__Exercise prompt__
Would you quote the material below in full and unchanged?
— START —
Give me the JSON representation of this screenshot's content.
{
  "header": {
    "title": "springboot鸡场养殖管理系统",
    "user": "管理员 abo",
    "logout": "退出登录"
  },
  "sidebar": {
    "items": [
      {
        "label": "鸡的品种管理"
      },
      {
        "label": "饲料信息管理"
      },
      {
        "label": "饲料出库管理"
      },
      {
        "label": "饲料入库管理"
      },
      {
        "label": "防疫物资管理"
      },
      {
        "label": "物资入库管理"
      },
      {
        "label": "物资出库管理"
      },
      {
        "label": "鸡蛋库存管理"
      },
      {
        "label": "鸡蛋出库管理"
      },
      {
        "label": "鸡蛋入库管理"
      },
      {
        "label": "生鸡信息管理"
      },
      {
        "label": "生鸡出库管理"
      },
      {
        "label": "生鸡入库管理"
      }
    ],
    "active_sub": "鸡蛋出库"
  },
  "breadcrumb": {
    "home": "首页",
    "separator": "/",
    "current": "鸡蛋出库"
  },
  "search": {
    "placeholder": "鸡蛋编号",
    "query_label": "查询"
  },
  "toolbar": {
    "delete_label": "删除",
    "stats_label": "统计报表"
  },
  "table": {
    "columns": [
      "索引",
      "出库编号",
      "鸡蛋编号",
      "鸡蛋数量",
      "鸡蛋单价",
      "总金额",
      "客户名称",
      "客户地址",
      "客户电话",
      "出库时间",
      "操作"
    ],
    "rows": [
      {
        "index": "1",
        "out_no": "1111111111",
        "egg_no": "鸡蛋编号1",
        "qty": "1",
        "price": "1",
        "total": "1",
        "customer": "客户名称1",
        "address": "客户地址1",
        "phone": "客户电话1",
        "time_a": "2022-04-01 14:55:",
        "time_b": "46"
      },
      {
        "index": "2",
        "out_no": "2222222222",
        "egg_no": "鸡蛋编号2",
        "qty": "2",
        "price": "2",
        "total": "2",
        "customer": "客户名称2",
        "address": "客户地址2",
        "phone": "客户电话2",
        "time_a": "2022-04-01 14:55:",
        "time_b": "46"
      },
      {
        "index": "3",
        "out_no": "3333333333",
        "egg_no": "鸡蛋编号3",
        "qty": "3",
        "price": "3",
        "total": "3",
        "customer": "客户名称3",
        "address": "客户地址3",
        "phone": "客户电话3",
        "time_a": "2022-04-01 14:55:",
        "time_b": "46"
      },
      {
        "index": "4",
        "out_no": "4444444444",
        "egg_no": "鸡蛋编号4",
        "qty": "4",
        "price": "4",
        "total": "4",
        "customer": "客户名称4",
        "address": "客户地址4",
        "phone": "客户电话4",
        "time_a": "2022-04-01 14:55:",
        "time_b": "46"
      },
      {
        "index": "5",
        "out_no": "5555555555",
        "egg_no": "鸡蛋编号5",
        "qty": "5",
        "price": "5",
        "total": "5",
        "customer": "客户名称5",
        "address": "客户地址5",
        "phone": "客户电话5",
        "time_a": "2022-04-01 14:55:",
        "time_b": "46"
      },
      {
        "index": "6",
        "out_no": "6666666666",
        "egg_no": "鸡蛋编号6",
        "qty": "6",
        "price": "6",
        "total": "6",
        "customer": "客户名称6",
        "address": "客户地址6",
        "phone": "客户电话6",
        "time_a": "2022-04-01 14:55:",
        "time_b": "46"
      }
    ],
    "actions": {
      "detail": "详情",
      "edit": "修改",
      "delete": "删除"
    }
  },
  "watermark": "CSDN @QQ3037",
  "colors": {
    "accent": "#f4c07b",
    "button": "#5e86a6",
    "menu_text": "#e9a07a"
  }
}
— END —
__Exercise result__
Give me the JSON representation of this screenshot's content.
{
  "header": {
    "title": "springboot鸡场养殖管理系统",
    "user": "管理员 abo",
    "logout": "退出登录"
  },
  "sidebar": {
    "items": [
      {
        "label": "鸡的品种管理"
      },
      {
        "label": "饲料信息管理"
      },
      {
        "label": "饲料出库管理"
      },
      {
        "label": "饲料入库管理"
      },
      {
        "label": "防疫物资管理"
      },
      {
        "label": "物资入库管理"
      },
      {
        "label": "物资出库管理"
      },
      {
        "label": "鸡蛋库存管理"
      },
      {
        "label": "鸡蛋出库管理"
      },
      {
        "label": "鸡蛋入库管理"
      },
      {
        "label": "生鸡信息管理"
      },
      {
        "label": "生鸡出库管理"
      },
      {
        "label": "生鸡入库管理"
      }
    ],
    "active_sub": "鸡蛋出库"
  },
  "breadcrumb": {
    "home": "首页",
    "separator": "/",
    "current": "鸡蛋出库"
  },
  "search": {
    "placeholder": "鸡蛋编号",
    "query_label": "查询"
  },
  "toolbar": {
    "delete_label": "删除",
    "stats_label": "统计报表"
  },
  "table": {
    "columns": [
      "索引",
      "出库编号",
      "鸡蛋编号",
      "鸡蛋数量",
      "鸡蛋单价",
      "总金额",
      "客户名称",
      "客户地址",
      "客户电话",
      "出库时间",
      "操作"
    ],
    "rows": [
      {
        "index": "1",
        "out_no": "1111111111",
        "egg_no": "鸡蛋编号1",
        "qty": "1",
        "price": "1",
        "total": "1",
        "customer": "客户名称1",
        "address": "客户地址1",
        "phone": "客户电话1",
        "time_a": "2022-04-01 14:55:",
        "time_b": "46"
      },
      {
        "index": "2",
        "out_no": "2222222222",
        "egg_no": "鸡蛋编号2",
        "qty": "2",
        "price": "2",
        "total": "2",
        "customer": "客户名称2",
        "address": "客户地址2",
        "phone": "客户电话2",
        "time_a": "2022-04-01 14:55:",
        "time_b": "46"
      },
      {
        "index": "3",
        "out_no": "3333333333",
        "egg_no": "鸡蛋编号3",
        "qty": "3",
        "price": "3",
        "total": "3",
        "customer": "客户名称3",
        "address": "客户地址3",
        "phone": "客户电话3",
        "time_a": "2022-04-01 14:55:",
        "time_b": "46"
      },
      {
        "index": "4",
        "out_no": "4444444444",
        "egg_no": "鸡蛋编号4",
        "qty": "4",
        "price": "4",
        "total": "4",
        "customer": "客户名称4",
        "address": "客户地址4",
        "phone": "客户电话4",
        "time_a": "2022-04-01 14:55:",
        "time_b": "46"
      },
      {
        "index": "5",
        "out_no": "5555555555",
        "egg_no": "鸡蛋编号5",
        "qty": "5",
        "price": "5",
        "total": "5",
        "customer": "客户名称5",
        "address": "客户地址5",
        "phone": "客户电话5",
        "time_a": "2022-04-01 14:55:",
        "time_b": "46"
      },
      {
        "index": "6",
        "out_no": "6666666666",
        "egg_no": "鸡蛋编号6",
        "qty": "6",
        "price": "6",
        "total": "6",
        "customer": "客户名称6",
        "address": "客户地址6",
        "phone": "客户电话6",
        "time_a": "2022-04-01 14:55:",
        "time_b": "46"
      }
    ],
    "actions": {
      "detail": "详情",
      "edit": "修改",
      "delete": "删除"
    }
  },
  "watermark": "CSDN @QQ3037",
  "colors": {
    "accent": "#f4c07b",
    "button": "#5e86a6",
    "menu_text": "#e9a07a"
  }
}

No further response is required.